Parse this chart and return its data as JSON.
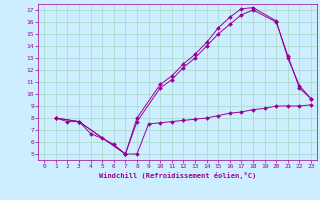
{
  "bg_color": "#cceeff",
  "line_color": "#990099",
  "grid_color": "#aaddcc",
  "xlabel": "Windchill (Refroidissement éolien,°C)",
  "xlim": [
    -0.5,
    23.5
  ],
  "ylim": [
    4.5,
    17.5
  ],
  "yticks": [
    5,
    6,
    7,
    8,
    9,
    10,
    11,
    12,
    13,
    14,
    15,
    16,
    17
  ],
  "xticks": [
    0,
    1,
    2,
    3,
    4,
    5,
    6,
    7,
    8,
    9,
    10,
    11,
    12,
    13,
    14,
    15,
    16,
    17,
    18,
    19,
    20,
    21,
    22,
    23
  ],
  "line1_x": [
    1,
    2,
    3,
    4,
    5,
    6,
    7,
    8,
    9,
    10,
    11,
    12,
    13,
    14,
    15,
    16,
    17,
    18,
    19,
    20,
    21,
    22,
    23
  ],
  "line1_y": [
    8.0,
    7.7,
    7.7,
    6.7,
    6.3,
    5.8,
    5.0,
    5.0,
    7.5,
    7.6,
    7.7,
    7.8,
    7.9,
    8.0,
    8.2,
    8.4,
    8.5,
    8.7,
    8.8,
    9.0,
    9.0,
    9.0,
    9.1
  ],
  "line2_x": [
    1,
    3,
    7,
    8,
    10,
    11,
    12,
    13,
    14,
    15,
    16,
    17,
    18,
    20,
    21,
    22,
    23
  ],
  "line2_y": [
    8.0,
    7.7,
    5.0,
    7.7,
    10.5,
    11.2,
    12.2,
    13.0,
    14.0,
    15.0,
    15.8,
    16.6,
    17.0,
    16.0,
    13.2,
    10.5,
    9.6
  ],
  "line3_x": [
    1,
    3,
    7,
    8,
    10,
    11,
    12,
    13,
    14,
    15,
    16,
    17,
    18,
    20,
    21,
    22,
    23
  ],
  "line3_y": [
    8.0,
    7.7,
    5.0,
    8.0,
    10.8,
    11.5,
    12.5,
    13.3,
    14.3,
    15.5,
    16.4,
    17.1,
    17.2,
    16.1,
    13.0,
    10.7,
    9.6
  ]
}
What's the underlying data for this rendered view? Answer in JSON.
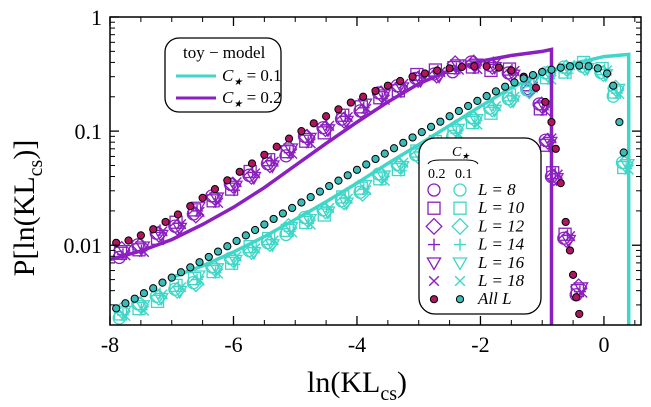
{
  "chart_data": {
    "type": "scatter",
    "x_scale": "linear",
    "y_scale": "log",
    "xlabel": "ln(KL",
    "xlabel_sub": "cs",
    "xlabel_close": ")",
    "ylabel": "P[ln(KL",
    "ylabel_sub": "cs",
    "ylabel_close": ")]",
    "xlim": [
      -8.0,
      0.6
    ],
    "ylim": [
      0.002,
      1.0
    ],
    "x_ticks": [
      {
        "value": -8,
        "label": "-8"
      },
      {
        "value": -6,
        "label": "-6"
      },
      {
        "value": -4,
        "label": "-4"
      },
      {
        "value": -2,
        "label": "-2"
      },
      {
        "value": 0,
        "label": "0"
      }
    ],
    "y_ticks": [
      {
        "value": 0.01,
        "label": "0.01"
      },
      {
        "value": 0.1,
        "label": "0.1"
      },
      {
        "value": 1,
        "label": "1"
      }
    ],
    "colors": {
      "c02": "#8b1fbf",
      "c01": "#40d6c8",
      "allL_c02_fill": "#b0165f",
      "allL_c01_fill": "#3bbcb8"
    },
    "series": [
      {
        "name": "toy-model C*=0.2",
        "kind": "line",
        "color_key": "c02",
        "x": [
          -8.0,
          -7.5,
          -7.0,
          -6.5,
          -6.0,
          -5.5,
          -5.0,
          -4.5,
          -4.0,
          -3.5,
          -3.0,
          -2.5,
          -2.0,
          -1.5,
          -1.0,
          -0.85,
          -0.85
        ],
        "y": [
          0.0075,
          0.0089,
          0.0112,
          0.0152,
          0.0215,
          0.032,
          0.05,
          0.078,
          0.12,
          0.18,
          0.26,
          0.34,
          0.41,
          0.46,
          0.5,
          0.52,
          0.002
        ]
      },
      {
        "name": "toy-model C*=0.1",
        "kind": "line",
        "color_key": "c01",
        "x": [
          -7.0,
          -6.5,
          -6.0,
          -5.5,
          -5.0,
          -4.5,
          -4.0,
          -3.5,
          -3.0,
          -2.5,
          -2.0,
          -1.5,
          -1.0,
          -0.5,
          0.0,
          0.4,
          0.4
        ],
        "y": [
          0.0052,
          0.0066,
          0.0087,
          0.0119,
          0.0168,
          0.024,
          0.035,
          0.052,
          0.076,
          0.112,
          0.165,
          0.24,
          0.32,
          0.39,
          0.45,
          0.47,
          0.002
        ]
      },
      {
        "name": "All L C*=0.2",
        "kind": "points",
        "color_key": "c02",
        "x": [
          -7.9,
          -7.7,
          -7.5,
          -7.3,
          -7.1,
          -6.9,
          -6.7,
          -6.5,
          -6.3,
          -6.1,
          -5.9,
          -5.7,
          -5.5,
          -5.3,
          -5.1,
          -4.9,
          -4.7,
          -4.5,
          -4.3,
          -4.1,
          -3.9,
          -3.7,
          -3.5,
          -3.3,
          -3.1,
          -2.9,
          -2.7,
          -2.5,
          -2.3,
          -2.1,
          -1.9,
          -1.7,
          -1.5,
          -1.3,
          -1.1,
          -0.95,
          -0.85,
          -0.78,
          -0.7,
          -0.62,
          -0.55,
          -0.5,
          -0.45,
          -0.4
        ],
        "y": [
          0.0105,
          0.011,
          0.0122,
          0.0138,
          0.016,
          0.0186,
          0.022,
          0.026,
          0.031,
          0.037,
          0.044,
          0.052,
          0.062,
          0.073,
          0.086,
          0.1,
          0.117,
          0.135,
          0.155,
          0.178,
          0.2,
          0.225,
          0.25,
          0.275,
          0.3,
          0.32,
          0.34,
          0.355,
          0.365,
          0.37,
          0.37,
          0.36,
          0.34,
          0.3,
          0.24,
          0.18,
          0.12,
          0.07,
          0.035,
          0.016,
          0.009,
          0.0055,
          0.0035,
          0.0025
        ]
      },
      {
        "name": "All L C*=0.1",
        "kind": "points",
        "color_key": "c01",
        "x": [
          -7.9,
          -7.75,
          -7.6,
          -7.45,
          -7.3,
          -7.15,
          -7.0,
          -6.85,
          -6.7,
          -6.55,
          -6.4,
          -6.25,
          -6.1,
          -5.95,
          -5.8,
          -5.65,
          -5.5,
          -5.35,
          -5.2,
          -5.05,
          -4.9,
          -4.75,
          -4.6,
          -4.45,
          -4.3,
          -4.15,
          -4.0,
          -3.85,
          -3.7,
          -3.55,
          -3.4,
          -3.25,
          -3.1,
          -2.95,
          -2.8,
          -2.65,
          -2.5,
          -2.35,
          -2.2,
          -2.05,
          -1.9,
          -1.75,
          -1.6,
          -1.45,
          -1.3,
          -1.15,
          -1.0,
          -0.85,
          -0.7,
          -0.55,
          -0.4,
          -0.25,
          -0.1,
          0.05,
          0.15,
          0.25,
          0.32
        ],
        "y": [
          0.0028,
          0.0031,
          0.0034,
          0.0038,
          0.0042,
          0.0047,
          0.0052,
          0.0058,
          0.0064,
          0.0071,
          0.0079,
          0.0088,
          0.0098,
          0.0109,
          0.0122,
          0.0136,
          0.0152,
          0.017,
          0.019,
          0.0212,
          0.0237,
          0.0264,
          0.0295,
          0.033,
          0.0368,
          0.041,
          0.0458,
          0.051,
          0.057,
          0.0635,
          0.0708,
          0.079,
          0.088,
          0.098,
          0.109,
          0.121,
          0.135,
          0.15,
          0.166,
          0.184,
          0.203,
          0.223,
          0.245,
          0.267,
          0.29,
          0.31,
          0.33,
          0.345,
          0.36,
          0.37,
          0.375,
          0.37,
          0.355,
          0.32,
          0.25,
          0.12,
          0.065
        ]
      },
      {
        "name": "L=8..18 C*=0.2",
        "kind": "markers",
        "color_key": "c02",
        "x": [
          -7.8,
          -7.5,
          -7.2,
          -6.9,
          -6.6,
          -6.3,
          -6.0,
          -5.7,
          -5.4,
          -5.1,
          -4.8,
          -4.5,
          -4.2,
          -3.9,
          -3.6,
          -3.3,
          -3.0,
          -2.7,
          -2.4,
          -2.1,
          -1.8,
          -1.5,
          -1.2,
          -1.0,
          -0.9,
          -0.8,
          -0.6,
          -0.4
        ],
        "y": [
          0.0085,
          0.0095,
          0.0125,
          0.015,
          0.02,
          0.025,
          0.033,
          0.041,
          0.054,
          0.066,
          0.085,
          0.105,
          0.13,
          0.16,
          0.2,
          0.24,
          0.29,
          0.33,
          0.36,
          0.38,
          0.37,
          0.33,
          0.25,
          0.16,
          0.08,
          0.04,
          0.012,
          0.004
        ]
      },
      {
        "name": "L=8..18 C*=0.1",
        "kind": "markers",
        "color_key": "c01",
        "x": [
          -7.8,
          -7.5,
          -7.2,
          -6.9,
          -6.6,
          -6.3,
          -6.0,
          -5.7,
          -5.4,
          -5.1,
          -4.8,
          -4.5,
          -4.2,
          -3.9,
          -3.6,
          -3.3,
          -3.0,
          -2.7,
          -2.4,
          -2.1,
          -1.8,
          -1.5,
          -1.2,
          -0.9,
          -0.6,
          -0.3,
          0.0,
          0.2,
          0.35
        ],
        "y": [
          0.0025,
          0.0029,
          0.0035,
          0.0042,
          0.005,
          0.006,
          0.0074,
          0.009,
          0.011,
          0.0135,
          0.0165,
          0.02,
          0.025,
          0.031,
          0.039,
          0.049,
          0.062,
          0.078,
          0.098,
          0.124,
          0.156,
          0.196,
          0.245,
          0.3,
          0.35,
          0.37,
          0.34,
          0.22,
          0.05
        ]
      }
    ],
    "legend_toy": {
      "title": "toy − model",
      "entries": [
        {
          "label": "C",
          "sub": "★",
          "eq": " = 0.1",
          "color_key": "c01"
        },
        {
          "label": "C",
          "sub": "★",
          "eq": " = 0.2",
          "color_key": "c02"
        }
      ]
    },
    "legend_L": {
      "header_label": "C",
      "header_sub": "★",
      "col1": "0.2",
      "col2": "0.1",
      "entries": [
        {
          "label": "L = 8",
          "marker": "circle"
        },
        {
          "label": "L = 10",
          "marker": "square"
        },
        {
          "label": "L = 12",
          "marker": "diamond"
        },
        {
          "label": "L = 14",
          "marker": "plus"
        },
        {
          "label": "L = 16",
          "marker": "triangle-down"
        },
        {
          "label": "L = 18",
          "marker": "cross"
        },
        {
          "label": "All L",
          "marker": "dot"
        }
      ]
    }
  }
}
──────────────────────────────
**STATED TASK**
Find the string "model" in the entries above and return each line that holds it.

**WORKED SOLUTION**
        "name": "toy-model C*=0.2",
        "name": "toy-model C*=0.1",
      "title": "toy − model",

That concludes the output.